= What is expected =
Copy all lines below exactly as written. Leave pictures out.

= Data entries =
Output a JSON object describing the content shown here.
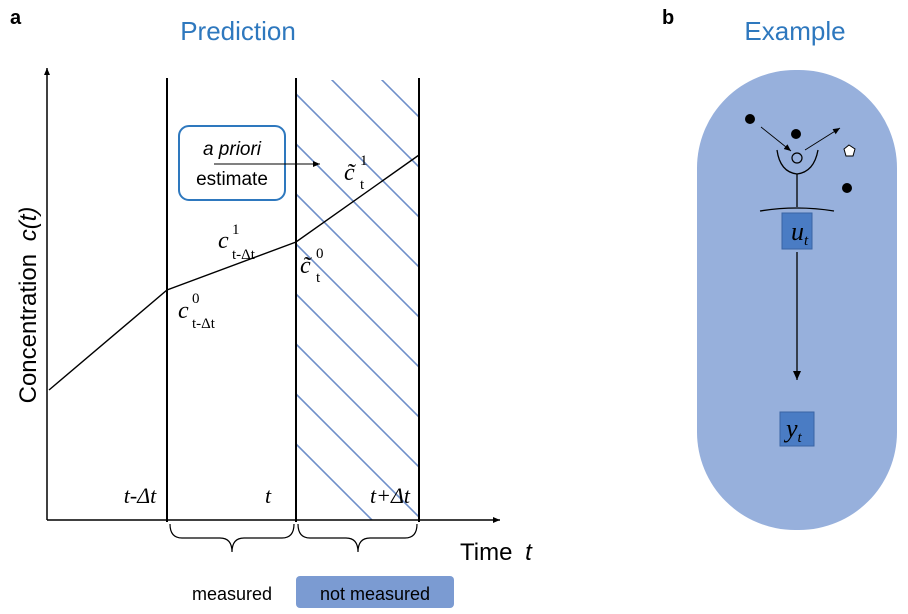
{
  "panel_a": {
    "label": "a",
    "title": "Prediction",
    "y_axis_label": "Concentration",
    "y_axis_symbol": "c(t)",
    "x_axis_label": "Time",
    "x_axis_symbol": "t",
    "ticks": {
      "t_minus": "t-Δt",
      "t": "t",
      "t_plus": "t+Δt"
    },
    "callout": {
      "line1": "a priori",
      "line2": "estimate"
    },
    "points": {
      "c0_prev": {
        "base": "c",
        "sup": "0",
        "sub": "t-Δt"
      },
      "c1_prev": {
        "base": "c",
        "sup": "1",
        "sub": "t-Δt"
      },
      "c0_tilde": {
        "base": "c̃",
        "sup": "0",
        "sub": "t"
      },
      "c1_tilde": {
        "base": "c̃",
        "sup": "1",
        "sub": "t"
      }
    },
    "braces": {
      "measured": "measured",
      "not_measured": "not measured"
    },
    "colors": {
      "title": "#2e78be",
      "hatch": "#6f8fc9",
      "callout_border": "#2e78be",
      "badge": "#7b9bd2"
    }
  },
  "panel_b": {
    "label": "b",
    "title": "Example",
    "input_label": {
      "base": "u",
      "sub": "t"
    },
    "output_label": {
      "base": "y",
      "sub": "t"
    },
    "colors": {
      "title": "#2e78be",
      "cell": "#97b0dc",
      "box": "#4a7cc4"
    }
  }
}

= Response to this exercise =
Output a JSON object describing the content shown here.
{
  "panel_a": {
    "label": "a",
    "title": "Prediction",
    "y_axis_label": "Concentration",
    "y_axis_symbol": "c(t)",
    "x_axis_label": "Time",
    "x_axis_symbol": "t",
    "ticks": {
      "t_minus": "t-Δt",
      "t": "t",
      "t_plus": "t+Δt"
    },
    "callout": {
      "line1": "a priori",
      "line2": "estimate"
    },
    "points": {
      "c0_prev": {
        "base": "c",
        "sup": "0",
        "sub": "t-Δt"
      },
      "c1_prev": {
        "base": "c",
        "sup": "1",
        "sub": "t-Δt"
      },
      "c0_tilde": {
        "base": "c̃",
        "sup": "0",
        "sub": "t"
      },
      "c1_tilde": {
        "base": "c̃",
        "sup": "1",
        "sub": "t"
      }
    },
    "braces": {
      "measured": "measured",
      "not_measured": "not measured"
    },
    "colors": {
      "title": "#2e78be",
      "hatch": "#6f8fc9",
      "callout_border": "#2e78be",
      "badge": "#7b9bd2"
    }
  },
  "panel_b": {
    "label": "b",
    "title": "Example",
    "input_label": {
      "base": "u",
      "sub": "t"
    },
    "output_label": {
      "base": "y",
      "sub": "t"
    },
    "colors": {
      "title": "#2e78be",
      "cell": "#97b0dc",
      "box": "#4a7cc4"
    }
  }
}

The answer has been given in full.